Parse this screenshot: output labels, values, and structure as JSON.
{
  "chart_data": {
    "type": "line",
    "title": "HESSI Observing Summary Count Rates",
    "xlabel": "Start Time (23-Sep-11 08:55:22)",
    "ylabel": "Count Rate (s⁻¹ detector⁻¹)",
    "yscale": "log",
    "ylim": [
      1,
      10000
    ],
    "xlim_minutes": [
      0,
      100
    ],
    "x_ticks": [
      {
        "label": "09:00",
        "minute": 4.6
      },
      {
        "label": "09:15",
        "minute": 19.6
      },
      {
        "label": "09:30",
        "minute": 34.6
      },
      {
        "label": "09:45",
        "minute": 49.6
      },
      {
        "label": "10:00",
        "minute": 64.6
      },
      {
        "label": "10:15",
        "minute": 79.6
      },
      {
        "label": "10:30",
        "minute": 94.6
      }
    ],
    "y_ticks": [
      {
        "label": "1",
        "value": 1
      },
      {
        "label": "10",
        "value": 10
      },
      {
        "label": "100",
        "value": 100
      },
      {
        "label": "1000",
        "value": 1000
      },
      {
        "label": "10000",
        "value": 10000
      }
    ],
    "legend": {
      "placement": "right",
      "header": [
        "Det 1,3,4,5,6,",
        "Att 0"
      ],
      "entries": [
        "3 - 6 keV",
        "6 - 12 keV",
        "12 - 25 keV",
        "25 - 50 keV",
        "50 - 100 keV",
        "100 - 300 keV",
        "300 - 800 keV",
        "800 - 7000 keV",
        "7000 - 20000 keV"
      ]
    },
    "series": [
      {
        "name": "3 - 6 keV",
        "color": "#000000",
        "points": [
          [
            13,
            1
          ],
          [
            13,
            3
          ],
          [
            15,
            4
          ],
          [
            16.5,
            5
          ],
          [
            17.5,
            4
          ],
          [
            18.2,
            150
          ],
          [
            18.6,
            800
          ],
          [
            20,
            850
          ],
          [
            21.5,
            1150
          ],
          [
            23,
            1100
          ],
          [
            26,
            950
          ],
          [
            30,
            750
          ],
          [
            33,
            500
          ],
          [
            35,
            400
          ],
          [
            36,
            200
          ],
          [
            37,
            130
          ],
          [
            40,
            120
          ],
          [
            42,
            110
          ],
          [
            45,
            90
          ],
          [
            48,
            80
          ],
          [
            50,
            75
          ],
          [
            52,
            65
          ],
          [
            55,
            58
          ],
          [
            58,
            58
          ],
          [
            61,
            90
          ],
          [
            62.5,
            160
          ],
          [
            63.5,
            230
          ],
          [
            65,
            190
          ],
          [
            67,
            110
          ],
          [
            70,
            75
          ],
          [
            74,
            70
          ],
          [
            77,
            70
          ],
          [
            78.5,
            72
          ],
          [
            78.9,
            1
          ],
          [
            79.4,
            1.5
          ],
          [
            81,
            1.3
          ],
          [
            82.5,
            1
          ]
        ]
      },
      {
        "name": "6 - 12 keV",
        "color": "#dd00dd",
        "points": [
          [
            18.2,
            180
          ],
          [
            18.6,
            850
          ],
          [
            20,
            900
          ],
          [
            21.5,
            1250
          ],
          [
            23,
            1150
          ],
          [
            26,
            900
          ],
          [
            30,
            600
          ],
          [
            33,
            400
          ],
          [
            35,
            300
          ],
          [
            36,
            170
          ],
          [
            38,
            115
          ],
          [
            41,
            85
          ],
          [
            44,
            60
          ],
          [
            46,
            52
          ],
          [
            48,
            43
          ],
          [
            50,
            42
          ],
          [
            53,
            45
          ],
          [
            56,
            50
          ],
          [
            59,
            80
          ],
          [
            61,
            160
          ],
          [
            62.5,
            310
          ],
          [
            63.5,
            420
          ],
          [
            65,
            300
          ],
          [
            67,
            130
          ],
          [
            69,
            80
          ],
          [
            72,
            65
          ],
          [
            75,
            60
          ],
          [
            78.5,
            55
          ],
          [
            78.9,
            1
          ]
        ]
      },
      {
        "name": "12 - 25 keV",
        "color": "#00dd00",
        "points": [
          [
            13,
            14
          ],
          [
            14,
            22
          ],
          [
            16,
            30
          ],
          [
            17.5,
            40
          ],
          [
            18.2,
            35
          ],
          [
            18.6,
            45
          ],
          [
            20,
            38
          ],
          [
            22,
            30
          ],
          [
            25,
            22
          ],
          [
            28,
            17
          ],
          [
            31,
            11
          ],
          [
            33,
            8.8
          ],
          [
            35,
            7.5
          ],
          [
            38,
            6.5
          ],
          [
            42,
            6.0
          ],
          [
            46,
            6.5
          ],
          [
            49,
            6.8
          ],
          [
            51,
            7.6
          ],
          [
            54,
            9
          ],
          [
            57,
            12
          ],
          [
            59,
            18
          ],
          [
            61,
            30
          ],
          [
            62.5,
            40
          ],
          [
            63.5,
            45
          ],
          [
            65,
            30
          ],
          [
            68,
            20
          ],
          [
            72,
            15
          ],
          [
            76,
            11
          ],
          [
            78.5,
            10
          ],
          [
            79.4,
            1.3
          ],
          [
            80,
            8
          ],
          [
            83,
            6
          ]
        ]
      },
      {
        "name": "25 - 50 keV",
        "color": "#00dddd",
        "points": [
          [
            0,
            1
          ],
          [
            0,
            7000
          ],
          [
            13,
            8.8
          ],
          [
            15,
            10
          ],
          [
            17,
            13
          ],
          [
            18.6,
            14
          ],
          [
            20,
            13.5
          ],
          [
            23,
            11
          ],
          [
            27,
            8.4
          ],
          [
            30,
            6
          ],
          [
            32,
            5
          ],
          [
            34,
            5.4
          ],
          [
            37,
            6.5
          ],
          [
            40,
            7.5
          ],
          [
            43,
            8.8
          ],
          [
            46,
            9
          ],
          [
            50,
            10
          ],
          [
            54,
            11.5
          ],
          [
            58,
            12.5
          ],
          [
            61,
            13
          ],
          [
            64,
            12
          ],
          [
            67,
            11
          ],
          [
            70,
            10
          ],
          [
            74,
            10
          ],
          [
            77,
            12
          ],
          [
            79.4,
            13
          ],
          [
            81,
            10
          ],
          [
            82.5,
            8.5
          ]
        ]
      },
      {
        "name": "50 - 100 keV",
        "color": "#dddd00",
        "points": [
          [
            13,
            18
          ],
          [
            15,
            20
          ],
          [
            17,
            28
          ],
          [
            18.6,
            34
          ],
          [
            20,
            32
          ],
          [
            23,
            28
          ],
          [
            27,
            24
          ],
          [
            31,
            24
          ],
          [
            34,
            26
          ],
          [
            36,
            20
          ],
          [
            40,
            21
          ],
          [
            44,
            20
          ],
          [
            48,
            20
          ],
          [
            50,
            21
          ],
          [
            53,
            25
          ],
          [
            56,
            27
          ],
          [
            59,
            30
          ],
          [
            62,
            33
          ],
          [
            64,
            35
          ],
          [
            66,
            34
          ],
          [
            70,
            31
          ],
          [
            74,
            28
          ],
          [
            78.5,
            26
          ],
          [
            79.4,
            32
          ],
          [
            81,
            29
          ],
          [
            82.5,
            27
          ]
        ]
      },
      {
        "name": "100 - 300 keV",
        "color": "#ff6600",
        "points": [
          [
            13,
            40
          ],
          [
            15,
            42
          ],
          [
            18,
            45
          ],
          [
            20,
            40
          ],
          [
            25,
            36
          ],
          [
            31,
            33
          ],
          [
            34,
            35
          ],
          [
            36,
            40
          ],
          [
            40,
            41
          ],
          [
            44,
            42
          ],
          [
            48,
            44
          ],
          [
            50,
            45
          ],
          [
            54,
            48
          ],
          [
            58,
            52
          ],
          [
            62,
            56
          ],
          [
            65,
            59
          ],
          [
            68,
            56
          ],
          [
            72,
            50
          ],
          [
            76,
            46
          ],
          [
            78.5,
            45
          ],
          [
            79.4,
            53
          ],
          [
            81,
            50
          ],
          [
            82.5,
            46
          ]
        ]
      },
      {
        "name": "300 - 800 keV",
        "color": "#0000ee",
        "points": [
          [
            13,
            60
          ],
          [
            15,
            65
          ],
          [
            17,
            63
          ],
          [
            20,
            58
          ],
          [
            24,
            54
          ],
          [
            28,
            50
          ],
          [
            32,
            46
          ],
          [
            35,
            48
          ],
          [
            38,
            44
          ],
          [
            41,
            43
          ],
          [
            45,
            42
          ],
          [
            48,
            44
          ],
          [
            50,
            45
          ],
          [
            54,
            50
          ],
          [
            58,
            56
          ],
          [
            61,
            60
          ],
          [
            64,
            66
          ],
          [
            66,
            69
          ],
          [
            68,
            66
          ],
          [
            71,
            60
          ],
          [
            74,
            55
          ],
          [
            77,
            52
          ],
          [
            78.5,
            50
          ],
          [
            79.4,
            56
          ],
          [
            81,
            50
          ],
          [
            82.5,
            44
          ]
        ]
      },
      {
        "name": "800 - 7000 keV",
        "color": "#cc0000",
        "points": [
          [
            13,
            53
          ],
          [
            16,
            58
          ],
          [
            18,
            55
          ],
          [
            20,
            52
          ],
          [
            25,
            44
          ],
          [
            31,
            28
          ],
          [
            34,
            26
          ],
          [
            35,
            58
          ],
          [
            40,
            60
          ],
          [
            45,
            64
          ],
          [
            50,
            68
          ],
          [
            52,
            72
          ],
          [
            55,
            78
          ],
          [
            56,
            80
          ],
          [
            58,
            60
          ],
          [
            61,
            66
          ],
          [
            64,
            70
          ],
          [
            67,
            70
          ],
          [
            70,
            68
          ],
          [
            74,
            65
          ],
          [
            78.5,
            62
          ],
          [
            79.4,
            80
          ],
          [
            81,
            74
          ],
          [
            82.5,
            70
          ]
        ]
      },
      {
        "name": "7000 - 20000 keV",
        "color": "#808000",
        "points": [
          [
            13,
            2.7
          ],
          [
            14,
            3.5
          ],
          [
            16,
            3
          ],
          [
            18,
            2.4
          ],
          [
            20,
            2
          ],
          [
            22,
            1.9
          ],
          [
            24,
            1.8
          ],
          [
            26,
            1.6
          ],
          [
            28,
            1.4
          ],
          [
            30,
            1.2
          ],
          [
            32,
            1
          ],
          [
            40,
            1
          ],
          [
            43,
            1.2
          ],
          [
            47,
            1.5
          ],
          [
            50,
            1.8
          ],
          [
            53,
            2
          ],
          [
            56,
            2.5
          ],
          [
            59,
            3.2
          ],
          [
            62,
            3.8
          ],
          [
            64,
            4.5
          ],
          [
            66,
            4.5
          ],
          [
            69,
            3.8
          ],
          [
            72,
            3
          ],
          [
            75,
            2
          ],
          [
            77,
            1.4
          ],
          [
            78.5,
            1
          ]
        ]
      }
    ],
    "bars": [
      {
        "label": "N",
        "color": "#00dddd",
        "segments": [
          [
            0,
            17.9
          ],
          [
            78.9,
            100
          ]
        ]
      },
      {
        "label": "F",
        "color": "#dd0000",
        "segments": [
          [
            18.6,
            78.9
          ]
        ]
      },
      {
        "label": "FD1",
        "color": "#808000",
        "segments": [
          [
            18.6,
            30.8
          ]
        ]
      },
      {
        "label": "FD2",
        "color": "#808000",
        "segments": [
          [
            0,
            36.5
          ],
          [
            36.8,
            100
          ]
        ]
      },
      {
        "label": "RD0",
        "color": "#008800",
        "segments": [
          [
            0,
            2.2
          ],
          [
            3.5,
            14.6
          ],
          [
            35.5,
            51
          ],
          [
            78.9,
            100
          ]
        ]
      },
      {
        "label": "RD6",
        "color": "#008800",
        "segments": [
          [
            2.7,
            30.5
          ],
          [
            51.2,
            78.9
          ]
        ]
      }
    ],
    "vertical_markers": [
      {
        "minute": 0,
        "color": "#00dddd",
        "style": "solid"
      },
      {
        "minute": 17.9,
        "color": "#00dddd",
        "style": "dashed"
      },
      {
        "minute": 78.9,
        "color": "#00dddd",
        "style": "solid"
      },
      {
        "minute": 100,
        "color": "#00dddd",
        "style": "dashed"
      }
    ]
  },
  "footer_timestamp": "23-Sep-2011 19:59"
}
══════
From the entries above, copy every line where the word "name" shows up.

        "name": "3 - 6 keV",
        "name": "6 - 12 keV",
        "name": "12 - 25 keV",
        "name": "25 - 50 keV",
        "name": "50 - 100 keV",
        "name": "100 - 300 keV",
        "name": "300 - 800 keV",
        "name": "800 - 7000 keV",
        "name": "7000 - 20000 keV",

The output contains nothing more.